◆ WHAT NEEDS TO BE DONE: Locate the string "value" throughout the material and copy every line in which it occurs.

◆ DATA ENTRIES:
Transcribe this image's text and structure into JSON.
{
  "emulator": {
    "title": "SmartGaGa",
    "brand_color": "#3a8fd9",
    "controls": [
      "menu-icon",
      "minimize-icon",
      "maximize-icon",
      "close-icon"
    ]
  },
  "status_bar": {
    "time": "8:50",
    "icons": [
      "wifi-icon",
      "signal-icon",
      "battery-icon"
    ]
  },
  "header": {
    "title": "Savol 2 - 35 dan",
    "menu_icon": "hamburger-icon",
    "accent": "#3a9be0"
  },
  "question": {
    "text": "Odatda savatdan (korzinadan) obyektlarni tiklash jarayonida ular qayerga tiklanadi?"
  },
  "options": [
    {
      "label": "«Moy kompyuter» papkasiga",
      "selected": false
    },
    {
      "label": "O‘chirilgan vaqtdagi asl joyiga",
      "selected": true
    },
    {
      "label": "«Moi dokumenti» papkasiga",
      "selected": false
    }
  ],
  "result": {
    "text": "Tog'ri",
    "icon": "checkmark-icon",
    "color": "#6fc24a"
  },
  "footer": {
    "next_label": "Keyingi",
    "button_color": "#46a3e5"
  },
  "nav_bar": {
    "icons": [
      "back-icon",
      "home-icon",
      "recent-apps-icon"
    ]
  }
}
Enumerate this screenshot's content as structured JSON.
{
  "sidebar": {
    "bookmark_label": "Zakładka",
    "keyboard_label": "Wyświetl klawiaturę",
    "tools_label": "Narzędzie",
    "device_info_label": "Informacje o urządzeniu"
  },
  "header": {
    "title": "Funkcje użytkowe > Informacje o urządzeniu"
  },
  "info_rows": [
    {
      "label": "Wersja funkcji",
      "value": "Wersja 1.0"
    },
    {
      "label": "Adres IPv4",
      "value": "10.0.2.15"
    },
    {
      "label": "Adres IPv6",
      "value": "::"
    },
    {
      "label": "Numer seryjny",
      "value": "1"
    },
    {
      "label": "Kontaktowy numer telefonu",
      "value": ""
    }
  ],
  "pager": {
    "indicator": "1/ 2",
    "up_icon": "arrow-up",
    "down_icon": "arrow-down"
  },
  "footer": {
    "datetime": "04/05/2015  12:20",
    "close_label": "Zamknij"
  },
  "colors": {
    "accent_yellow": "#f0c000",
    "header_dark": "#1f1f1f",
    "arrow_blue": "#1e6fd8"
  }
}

◆ RESPONSE TO THE TASK:
      "value": "Wersja 1.0"
      "value": "10.0.2.15"
      "value": "::"
      "value": "1"
      "value": ""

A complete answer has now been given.